Extract every line below, verbatim.
─── RECORD EXTRACTS
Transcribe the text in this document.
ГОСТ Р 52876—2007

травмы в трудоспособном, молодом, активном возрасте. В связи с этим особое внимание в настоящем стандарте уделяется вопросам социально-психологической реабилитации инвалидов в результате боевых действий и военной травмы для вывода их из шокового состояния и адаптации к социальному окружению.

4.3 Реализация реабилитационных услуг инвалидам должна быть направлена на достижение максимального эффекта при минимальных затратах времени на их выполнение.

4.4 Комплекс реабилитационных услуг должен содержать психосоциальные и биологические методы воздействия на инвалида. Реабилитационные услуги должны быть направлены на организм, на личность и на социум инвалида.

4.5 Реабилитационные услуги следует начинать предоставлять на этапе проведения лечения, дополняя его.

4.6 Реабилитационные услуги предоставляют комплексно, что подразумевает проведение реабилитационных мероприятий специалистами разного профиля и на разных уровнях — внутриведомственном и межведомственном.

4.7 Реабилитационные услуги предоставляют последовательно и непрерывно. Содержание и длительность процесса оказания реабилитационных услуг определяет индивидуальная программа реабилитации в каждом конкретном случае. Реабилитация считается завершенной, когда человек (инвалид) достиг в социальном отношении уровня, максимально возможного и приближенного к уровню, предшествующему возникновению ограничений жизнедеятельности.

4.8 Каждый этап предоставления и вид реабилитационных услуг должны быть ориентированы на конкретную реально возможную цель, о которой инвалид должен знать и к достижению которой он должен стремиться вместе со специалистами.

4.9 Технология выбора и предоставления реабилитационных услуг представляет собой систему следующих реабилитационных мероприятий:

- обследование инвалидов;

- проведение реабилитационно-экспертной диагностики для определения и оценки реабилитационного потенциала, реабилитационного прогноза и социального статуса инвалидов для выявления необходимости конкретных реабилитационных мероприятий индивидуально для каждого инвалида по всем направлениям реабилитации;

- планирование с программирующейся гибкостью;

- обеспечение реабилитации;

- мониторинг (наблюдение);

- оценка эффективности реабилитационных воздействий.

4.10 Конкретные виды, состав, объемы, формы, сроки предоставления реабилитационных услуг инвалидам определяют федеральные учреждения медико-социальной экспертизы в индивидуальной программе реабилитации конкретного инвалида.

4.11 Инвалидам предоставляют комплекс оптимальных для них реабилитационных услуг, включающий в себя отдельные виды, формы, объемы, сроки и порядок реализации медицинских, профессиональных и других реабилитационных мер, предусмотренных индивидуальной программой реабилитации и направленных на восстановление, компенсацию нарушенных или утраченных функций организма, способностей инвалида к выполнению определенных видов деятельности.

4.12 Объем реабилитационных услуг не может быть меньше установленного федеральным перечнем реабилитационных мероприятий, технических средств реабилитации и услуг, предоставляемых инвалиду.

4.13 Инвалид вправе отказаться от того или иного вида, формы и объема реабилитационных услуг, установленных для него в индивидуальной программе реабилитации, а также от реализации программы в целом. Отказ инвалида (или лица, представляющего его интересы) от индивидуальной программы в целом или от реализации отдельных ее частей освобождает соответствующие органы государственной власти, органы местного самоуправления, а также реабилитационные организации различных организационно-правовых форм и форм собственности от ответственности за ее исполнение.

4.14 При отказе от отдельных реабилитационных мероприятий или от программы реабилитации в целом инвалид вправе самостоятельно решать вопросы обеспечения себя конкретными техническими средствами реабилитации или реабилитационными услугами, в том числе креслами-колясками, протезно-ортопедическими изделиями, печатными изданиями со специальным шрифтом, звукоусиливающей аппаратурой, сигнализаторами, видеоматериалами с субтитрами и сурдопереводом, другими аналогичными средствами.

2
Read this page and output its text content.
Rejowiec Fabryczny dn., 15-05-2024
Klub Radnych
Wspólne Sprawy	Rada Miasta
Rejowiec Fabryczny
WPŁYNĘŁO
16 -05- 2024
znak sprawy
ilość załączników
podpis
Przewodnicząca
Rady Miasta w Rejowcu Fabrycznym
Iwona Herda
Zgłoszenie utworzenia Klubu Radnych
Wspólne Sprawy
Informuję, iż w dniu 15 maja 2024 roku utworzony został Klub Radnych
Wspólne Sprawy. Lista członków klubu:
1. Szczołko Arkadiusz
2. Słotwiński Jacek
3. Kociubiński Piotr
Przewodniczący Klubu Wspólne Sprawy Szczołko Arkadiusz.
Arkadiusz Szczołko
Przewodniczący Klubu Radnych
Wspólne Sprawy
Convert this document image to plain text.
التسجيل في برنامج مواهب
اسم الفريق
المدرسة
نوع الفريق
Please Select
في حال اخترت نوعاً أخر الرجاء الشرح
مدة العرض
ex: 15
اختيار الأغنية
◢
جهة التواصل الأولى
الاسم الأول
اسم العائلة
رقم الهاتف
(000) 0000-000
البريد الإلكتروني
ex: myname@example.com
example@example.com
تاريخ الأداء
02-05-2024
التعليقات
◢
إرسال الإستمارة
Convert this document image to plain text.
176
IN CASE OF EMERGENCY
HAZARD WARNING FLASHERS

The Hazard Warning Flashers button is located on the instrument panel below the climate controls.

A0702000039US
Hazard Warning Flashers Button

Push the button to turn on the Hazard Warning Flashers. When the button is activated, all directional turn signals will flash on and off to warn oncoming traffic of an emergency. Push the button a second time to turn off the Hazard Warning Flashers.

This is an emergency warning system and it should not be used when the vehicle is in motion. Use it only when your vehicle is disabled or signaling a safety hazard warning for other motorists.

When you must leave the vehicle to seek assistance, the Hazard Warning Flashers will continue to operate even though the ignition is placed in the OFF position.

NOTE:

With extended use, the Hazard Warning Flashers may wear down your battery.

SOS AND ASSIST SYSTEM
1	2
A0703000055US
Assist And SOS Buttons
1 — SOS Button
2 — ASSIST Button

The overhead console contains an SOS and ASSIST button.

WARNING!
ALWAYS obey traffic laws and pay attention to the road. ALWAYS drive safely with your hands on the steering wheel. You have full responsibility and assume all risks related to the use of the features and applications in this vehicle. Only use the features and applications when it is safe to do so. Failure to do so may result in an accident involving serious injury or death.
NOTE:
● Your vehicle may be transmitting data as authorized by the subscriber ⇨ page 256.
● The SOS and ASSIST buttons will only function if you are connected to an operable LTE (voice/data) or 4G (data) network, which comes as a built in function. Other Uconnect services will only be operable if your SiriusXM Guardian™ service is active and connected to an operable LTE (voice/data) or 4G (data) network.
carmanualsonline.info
──────
* [REPLY TO THE EXERCISE]
Transcribe the text in this document.
ГОСТ Р 52876—2007

травмы в трудоспособном, молодом, активном возрасте. В связи с этим особое внимание в настоящем стандарте уделяется вопросам социально-психологической реабилитации инвалидов в результате боевых действий и военной травмы для вывода их из шокового состояния и адаптации к социальному окружению.

4.3 Реализация реабилитационных услуг инвалидам должна быть направлена на достижение максимального эффекта при минимальных затратах времени на их выполнение.

4.4 Комплекс реабилитационных услуг должен содержать психосоциальные и биологические методы воздействия на инвалида. Реабилитационные услуги должны быть направлены на организм, на личность и на социум инвалида.

4.5 Реабилитационные услуги следует начинать предоставлять на этапе проведения лечения, дополняя его.

4.6 Реабилитационные услуги предоставляют комплексно, что подразумевает проведение реабилитационных мероприятий специалистами разного профиля и на разных уровнях — внутриведомственном и межведомственном.

4.7 Реабилитационные услуги предоставляют последовательно и непрерывно. Содержание и длительность процесса оказания реабилитационных услуг определяет индивидуальная программа реабилитации в каждом конкретном случае. Реабилитация считается завершенной, когда человек (инвалид) достиг в социальном отношении уровня, максимально возможного и приближенного к уровню, предшествующему возникновению ограничений жизнедеятельности.

4.8 Каждый этап предоставления и вид реабилитационных услуг должны быть ориентированы на конкретную реально возможную цель, о которой инвалид должен знать и к достижению которой он должен стремиться вместе со специалистами.

4.9 Технология выбора и предоставления реабилитационных услуг представляет собой систему следующих реабилитационных мероприятий:

- обследование инвалидов;

- проведение реабилитационно-экспертной диагностики для определения и оценки реабилитационного потенциала, реабилитационного прогноза и социального статуса инвалидов для выявления необходимости конкретных реабилитационных мероприятий индивидуально для каждого инвалида по всем направлениям реабилитации;

- планирование с программирующейся гибкостью;

- обеспечение реабилитации;

- мониторинг (наблюдение);

- оценка эффективности реабилитационных воздействий.

4.10 Конкретные виды, состав, объемы, формы, сроки предоставления реабилитационных услуг инвалидам определяют федеральные учреждения медико-социальной экспертизы в индивидуальной программе реабилитации конкретного инвалида.

4.11 Инвалидам предоставляют комплекс оптимальных для них реабилитационных услуг, включающий в себя отдельные виды, формы, объемы, сроки и порядок реализации медицинских, профессиональных и других реабилитационных мер, предусмотренных индивидуальной программой реабилитации и направленных на восстановление, компенсацию нарушенных или утраченных функций организма, способностей инвалида к выполнению определенных видов деятельности.

4.12 Объем реабилитационных услуг не может быть меньше установленного федеральным перечнем реабилитационных мероприятий, технических средств реабилитации и услуг, предоставляемых инвалиду.

4.13 Инвалид вправе отказаться от того или иного вида, формы и объема реабилитационных услуг, установленных для него в индивидуальной программе реабилитации, а также от реализации программы в целом. Отказ инвалида (или лица, представляющего его интересы) от индивидуальной программы в целом или от реализации отдельных ее частей освобождает соответствующие органы государственной власти, органы местного самоуправления, а также реабилитационные организации различных организационно-правовых форм и форм собственности от ответственности за ее исполнение.

4.14 При отказе от отдельных реабилитационных мероприятий или от программы реабилитации в целом инвалид вправе самостоятельно решать вопросы обеспечения себя конкретными техническими средствами реабилитации или реабилитационными услугами, в том числе креслами-колясками, протезно-ортопедическими изделиями, печатными изданиями со специальным шрифтом, звукоусиливающей аппаратурой, сигнализаторами, видеоматериалами с субтитрами и сурдопереводом, другими аналогичными средствами.

2
Read this page and output its text content.
Rejowiec Fabryczny dn., 15-05-2024
Klub Radnych
Wspólne Sprawy	Rada Miasta
Rejowiec Fabryczny
WPŁYNĘŁO
16 -05- 2024
znak sprawy
ilość załączników
podpis
Przewodnicząca
Rady Miasta w Rejowcu Fabrycznym
Iwona Herda
Zgłoszenie utworzenia Klubu Radnych
Wspólne Sprawy
Informuję, iż w dniu 15 maja 2024 roku utworzony został Klub Radnych
Wspólne Sprawy. Lista członków klubu:
1. Szczołko Arkadiusz
2. Słotwiński Jacek
3. Kociubiński Piotr
Przewodniczący Klubu Wspólne Sprawy Szczołko Arkadiusz.
Arkadiusz Szczołko
Przewodniczący Klubu Radnych
Wspólne Sprawy
Convert this document image to plain text.
التسجيل في برنامج مواهب
اسم الفريق
المدرسة
نوع الفريق
Please Select
في حال اخترت نوعاً أخر الرجاء الشرح
مدة العرض
ex: 15
اختيار الأغنية
◢
جهة التواصل الأولى
الاسم الأول
اسم العائلة
رقم الهاتف
(000) 0000-000
البريد الإلكتروني
ex: myname@example.com
example@example.com
تاريخ الأداء
02-05-2024
التعليقات
◢
إرسال الإستمارة
Convert this document image to plain text.
176
IN CASE OF EMERGENCY
HAZARD WARNING FLASHERS

The Hazard Warning Flashers button is located on the instrument panel below the climate controls.

A0702000039US
Hazard Warning Flashers Button

Push the button to turn on the Hazard Warning Flashers. When the button is activated, all directional turn signals will flash on and off to warn oncoming traffic of an emergency. Push the button a second time to turn off the Hazard Warning Flashers.

This is an emergency warning system and it should not be used when the vehicle is in motion. Use it only when your vehicle is disabled or signaling a safety hazard warning for other motorists.

When you must leave the vehicle to seek assistance, the Hazard Warning Flashers will continue to operate even though the ignition is placed in the OFF position.

NOTE:

With extended use, the Hazard Warning Flashers may wear down your battery.

SOS AND ASSIST SYSTEM
1	2
A0703000055US
Assist And SOS Buttons
1 — SOS Button
2 — ASSIST Button

The overhead console contains an SOS and ASSIST button.

WARNING!
ALWAYS obey traffic laws and pay attention to the road. ALWAYS drive safely with your hands on the steering wheel. You have full responsibility and assume all risks related to the use of the features and applications in this vehicle. Only use the features and applications when it is safe to do so. Failure to do so may result in an accident involving serious injury or death.
NOTE:
● Your vehicle may be transmitting data as authorized by the subscriber ⇨ page 256.
● The SOS and ASSIST buttons will only function if you are connected to an operable LTE (voice/data) or 4G (data) network, which comes as a built in function. Other Uconnect services will only be operable if your SiriusXM Guardian™ service is active and connected to an operable LTE (voice/data) or 4G (data) network.
carmanualsonline.info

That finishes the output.